Exercise prompt
In this exercise, return the whole listing exactly, excluding any images.
+++ Supplied material +++
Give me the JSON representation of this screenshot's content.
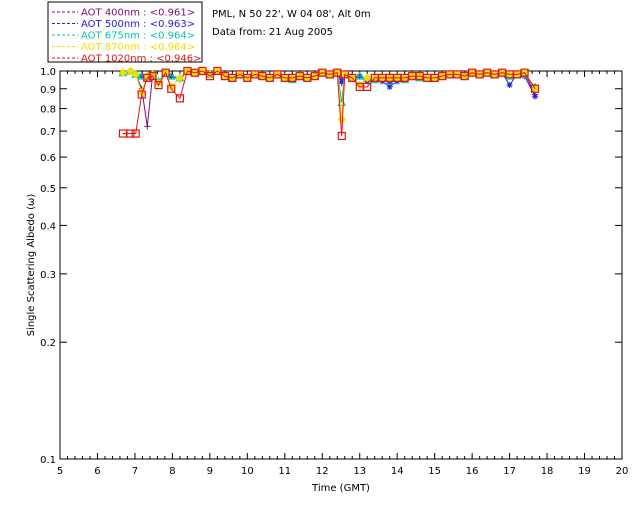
{
  "chart_data": {
    "type": "line",
    "title": "PML, N 50 22', W 04 08', Alt 0m",
    "subtitle": "Data from: 21 Aug 2005",
    "xlabel": "Time (GMT)",
    "ylabel": "Single Scattering Albedo (ω)",
    "xlim": [
      5,
      20
    ],
    "ylim": [
      0.1,
      1.0
    ],
    "yscale": "log",
    "grid": false,
    "legend_position": "top-left-outside",
    "x_ticks": [
      "5",
      "6",
      "7",
      "8",
      "9",
      "10",
      "11",
      "12",
      "13",
      "14",
      "15",
      "16",
      "17",
      "18",
      "19",
      "20"
    ],
    "y_ticks": [
      "0.1",
      "0.2",
      "0.3",
      "0.4",
      "0.5",
      "0.6",
      "0.7",
      "0.8",
      "0.9",
      "1.0"
    ],
    "x": [
      6.68,
      6.88,
      7.02,
      7.18,
      7.33,
      7.47,
      7.63,
      7.82,
      7.97,
      8.2,
      8.4,
      8.6,
      8.8,
      9.0,
      9.2,
      9.4,
      9.6,
      9.8,
      10.0,
      10.2,
      10.4,
      10.6,
      10.8,
      11.0,
      11.2,
      11.4,
      11.6,
      11.8,
      12.0,
      12.2,
      12.4,
      12.52,
      12.6,
      12.8,
      13.0,
      13.2,
      13.4,
      13.6,
      13.8,
      14.0,
      14.2,
      14.4,
      14.6,
      14.8,
      15.0,
      15.2,
      15.4,
      15.6,
      15.8,
      16.0,
      16.2,
      16.4,
      16.6,
      16.8,
      17.0,
      17.2,
      17.4,
      17.68
    ],
    "series": [
      {
        "name": "AOT  400nm : <0.961>",
        "color": "#7b0b7b",
        "marker": "cross",
        "values": [
          0.99,
          1.0,
          0.98,
          0.9,
          0.72,
          0.97,
          0.93,
          0.99,
          0.97,
          0.95,
          1.0,
          0.99,
          1.0,
          0.98,
          1.0,
          0.97,
          0.96,
          0.98,
          0.96,
          0.98,
          0.97,
          0.96,
          0.98,
          0.96,
          0.96,
          0.97,
          0.96,
          0.97,
          0.99,
          0.98,
          0.99,
          0.93,
          0.98,
          0.96,
          0.97,
          0.94,
          0.96,
          0.95,
          0.93,
          0.95,
          0.96,
          0.97,
          0.97,
          0.96,
          0.96,
          0.97,
          0.98,
          0.98,
          0.97,
          0.99,
          0.98,
          0.99,
          0.98,
          0.99,
          0.98,
          0.98,
          0.99,
          0.87
        ]
      },
      {
        "name": "AOT  500nm : <0.963>",
        "color": "#2020e0",
        "marker": "asterisk",
        "values": [
          0.99,
          1.0,
          0.98,
          0.97,
          0.96,
          0.97,
          0.94,
          0.99,
          0.97,
          0.96,
          1.0,
          0.99,
          1.0,
          0.98,
          1.0,
          0.97,
          0.96,
          0.98,
          0.96,
          0.98,
          0.97,
          0.96,
          0.98,
          0.96,
          0.95,
          0.97,
          0.96,
          0.97,
          0.99,
          0.98,
          0.99,
          0.94,
          0.98,
          0.96,
          0.97,
          0.94,
          0.95,
          0.94,
          0.91,
          0.94,
          0.95,
          0.97,
          0.96,
          0.96,
          0.96,
          0.97,
          0.98,
          0.98,
          0.97,
          0.99,
          0.98,
          0.99,
          0.98,
          0.99,
          0.92,
          0.98,
          0.97,
          0.86
        ]
      },
      {
        "name": "AOT  675nm : <0.964>",
        "color": "#00c8a0",
        "marker": "triangle",
        "values": [
          0.99,
          1.0,
          0.98,
          0.97,
          0.97,
          0.97,
          0.94,
          0.99,
          0.97,
          0.96,
          1.0,
          0.99,
          1.0,
          0.98,
          1.0,
          0.97,
          0.96,
          0.98,
          0.96,
          0.98,
          0.97,
          0.96,
          0.98,
          0.96,
          0.95,
          0.97,
          0.96,
          0.97,
          0.99,
          0.98,
          0.99,
          0.83,
          0.98,
          0.96,
          0.97,
          0.96,
          0.95,
          0.96,
          0.94,
          0.96,
          0.95,
          0.97,
          0.96,
          0.96,
          0.96,
          0.97,
          0.98,
          0.98,
          0.97,
          0.99,
          0.98,
          0.99,
          0.98,
          0.99,
          0.97,
          0.98,
          0.98,
          0.91
        ]
      },
      {
        "name": "AOT  870nm : <0.964>",
        "color": "#f0e000",
        "marker": "diamond",
        "values": [
          0.99,
          1.0,
          0.98,
          0.88,
          0.97,
          0.98,
          0.93,
          0.99,
          0.91,
          0.96,
          1.0,
          0.99,
          1.0,
          0.98,
          1.0,
          0.97,
          0.96,
          0.98,
          0.96,
          0.98,
          0.97,
          0.96,
          0.98,
          0.96,
          0.96,
          0.97,
          0.96,
          0.97,
          0.99,
          0.98,
          0.99,
          0.75,
          0.98,
          0.96,
          0.92,
          0.96,
          0.96,
          0.96,
          0.96,
          0.96,
          0.96,
          0.97,
          0.97,
          0.96,
          0.96,
          0.97,
          0.98,
          0.98,
          0.97,
          0.99,
          0.98,
          0.99,
          0.98,
          0.99,
          0.98,
          0.98,
          0.99,
          0.9
        ]
      },
      {
        "name": "AOT 1020nm : <0.946>",
        "color": "#e81010",
        "marker": "square",
        "values": [
          0.69,
          0.69,
          0.69,
          0.87,
          0.96,
          0.97,
          0.92,
          0.99,
          0.9,
          0.85,
          1.0,
          0.99,
          1.0,
          0.97,
          1.0,
          0.97,
          0.96,
          0.98,
          0.96,
          0.98,
          0.97,
          0.96,
          0.98,
          0.96,
          0.96,
          0.97,
          0.96,
          0.97,
          0.99,
          0.98,
          0.99,
          0.68,
          0.98,
          0.96,
          0.91,
          0.91,
          0.96,
          0.96,
          0.96,
          0.96,
          0.96,
          0.97,
          0.97,
          0.96,
          0.96,
          0.97,
          0.98,
          0.98,
          0.97,
          0.99,
          0.98,
          0.99,
          0.98,
          0.99,
          0.98,
          0.98,
          0.99,
          0.9
        ]
      }
    ]
  }
}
+++
Solution for this problem
Give me the JSON representation of this screenshot's content.
{
  "chart_data": {
    "type": "line",
    "title": "PML, N 50 22', W 04 08', Alt 0m",
    "subtitle": "Data from: 21 Aug 2005",
    "xlabel": "Time (GMT)",
    "ylabel": "Single Scattering Albedo (ω)",
    "xlim": [
      5,
      20
    ],
    "ylim": [
      0.1,
      1.0
    ],
    "yscale": "log",
    "grid": false,
    "legend_position": "top-left-outside",
    "x_ticks": [
      "5",
      "6",
      "7",
      "8",
      "9",
      "10",
      "11",
      "12",
      "13",
      "14",
      "15",
      "16",
      "17",
      "18",
      "19",
      "20"
    ],
    "y_ticks": [
      "0.1",
      "0.2",
      "0.3",
      "0.4",
      "0.5",
      "0.6",
      "0.7",
      "0.8",
      "0.9",
      "1.0"
    ],
    "x": [
      6.68,
      6.88,
      7.02,
      7.18,
      7.33,
      7.47,
      7.63,
      7.82,
      7.97,
      8.2,
      8.4,
      8.6,
      8.8,
      9.0,
      9.2,
      9.4,
      9.6,
      9.8,
      10.0,
      10.2,
      10.4,
      10.6,
      10.8,
      11.0,
      11.2,
      11.4,
      11.6,
      11.8,
      12.0,
      12.2,
      12.4,
      12.52,
      12.6,
      12.8,
      13.0,
      13.2,
      13.4,
      13.6,
      13.8,
      14.0,
      14.2,
      14.4,
      14.6,
      14.8,
      15.0,
      15.2,
      15.4,
      15.6,
      15.8,
      16.0,
      16.2,
      16.4,
      16.6,
      16.8,
      17.0,
      17.2,
      17.4,
      17.68
    ],
    "series": [
      {
        "name": "AOT  400nm : <0.961>",
        "color": "#7b0b7b",
        "marker": "cross",
        "values": [
          0.99,
          1.0,
          0.98,
          0.9,
          0.72,
          0.97,
          0.93,
          0.99,
          0.97,
          0.95,
          1.0,
          0.99,
          1.0,
          0.98,
          1.0,
          0.97,
          0.96,
          0.98,
          0.96,
          0.98,
          0.97,
          0.96,
          0.98,
          0.96,
          0.96,
          0.97,
          0.96,
          0.97,
          0.99,
          0.98,
          0.99,
          0.93,
          0.98,
          0.96,
          0.97,
          0.94,
          0.96,
          0.95,
          0.93,
          0.95,
          0.96,
          0.97,
          0.97,
          0.96,
          0.96,
          0.97,
          0.98,
          0.98,
          0.97,
          0.99,
          0.98,
          0.99,
          0.98,
          0.99,
          0.98,
          0.98,
          0.99,
          0.87
        ]
      },
      {
        "name": "AOT  500nm : <0.963>",
        "color": "#2020e0",
        "marker": "asterisk",
        "values": [
          0.99,
          1.0,
          0.98,
          0.97,
          0.96,
          0.97,
          0.94,
          0.99,
          0.97,
          0.96,
          1.0,
          0.99,
          1.0,
          0.98,
          1.0,
          0.97,
          0.96,
          0.98,
          0.96,
          0.98,
          0.97,
          0.96,
          0.98,
          0.96,
          0.95,
          0.97,
          0.96,
          0.97,
          0.99,
          0.98,
          0.99,
          0.94,
          0.98,
          0.96,
          0.97,
          0.94,
          0.95,
          0.94,
          0.91,
          0.94,
          0.95,
          0.97,
          0.96,
          0.96,
          0.96,
          0.97,
          0.98,
          0.98,
          0.97,
          0.99,
          0.98,
          0.99,
          0.98,
          0.99,
          0.92,
          0.98,
          0.97,
          0.86
        ]
      },
      {
        "name": "AOT  675nm : <0.964>",
        "color": "#00c8a0",
        "marker": "triangle",
        "values": [
          0.99,
          1.0,
          0.98,
          0.97,
          0.97,
          0.97,
          0.94,
          0.99,
          0.97,
          0.96,
          1.0,
          0.99,
          1.0,
          0.98,
          1.0,
          0.97,
          0.96,
          0.98,
          0.96,
          0.98,
          0.97,
          0.96,
          0.98,
          0.96,
          0.95,
          0.97,
          0.96,
          0.97,
          0.99,
          0.98,
          0.99,
          0.83,
          0.98,
          0.96,
          0.97,
          0.96,
          0.95,
          0.96,
          0.94,
          0.96,
          0.95,
          0.97,
          0.96,
          0.96,
          0.96,
          0.97,
          0.98,
          0.98,
          0.97,
          0.99,
          0.98,
          0.99,
          0.98,
          0.99,
          0.97,
          0.98,
          0.98,
          0.91
        ]
      },
      {
        "name": "AOT  870nm : <0.964>",
        "color": "#f0e000",
        "marker": "diamond",
        "values": [
          0.99,
          1.0,
          0.98,
          0.88,
          0.97,
          0.98,
          0.93,
          0.99,
          0.91,
          0.96,
          1.0,
          0.99,
          1.0,
          0.98,
          1.0,
          0.97,
          0.96,
          0.98,
          0.96,
          0.98,
          0.97,
          0.96,
          0.98,
          0.96,
          0.96,
          0.97,
          0.96,
          0.97,
          0.99,
          0.98,
          0.99,
          0.75,
          0.98,
          0.96,
          0.92,
          0.96,
          0.96,
          0.96,
          0.96,
          0.96,
          0.96,
          0.97,
          0.97,
          0.96,
          0.96,
          0.97,
          0.98,
          0.98,
          0.97,
          0.99,
          0.98,
          0.99,
          0.98,
          0.99,
          0.98,
          0.98,
          0.99,
          0.9
        ]
      },
      {
        "name": "AOT 1020nm : <0.946>",
        "color": "#e81010",
        "marker": "square",
        "values": [
          0.69,
          0.69,
          0.69,
          0.87,
          0.96,
          0.97,
          0.92,
          0.99,
          0.9,
          0.85,
          1.0,
          0.99,
          1.0,
          0.97,
          1.0,
          0.97,
          0.96,
          0.98,
          0.96,
          0.98,
          0.97,
          0.96,
          0.98,
          0.96,
          0.96,
          0.97,
          0.96,
          0.97,
          0.99,
          0.98,
          0.99,
          0.68,
          0.98,
          0.96,
          0.91,
          0.91,
          0.96,
          0.96,
          0.96,
          0.96,
          0.96,
          0.97,
          0.97,
          0.96,
          0.96,
          0.97,
          0.98,
          0.98,
          0.97,
          0.99,
          0.98,
          0.99,
          0.98,
          0.99,
          0.98,
          0.98,
          0.99,
          0.9
        ]
      }
    ]
  }
}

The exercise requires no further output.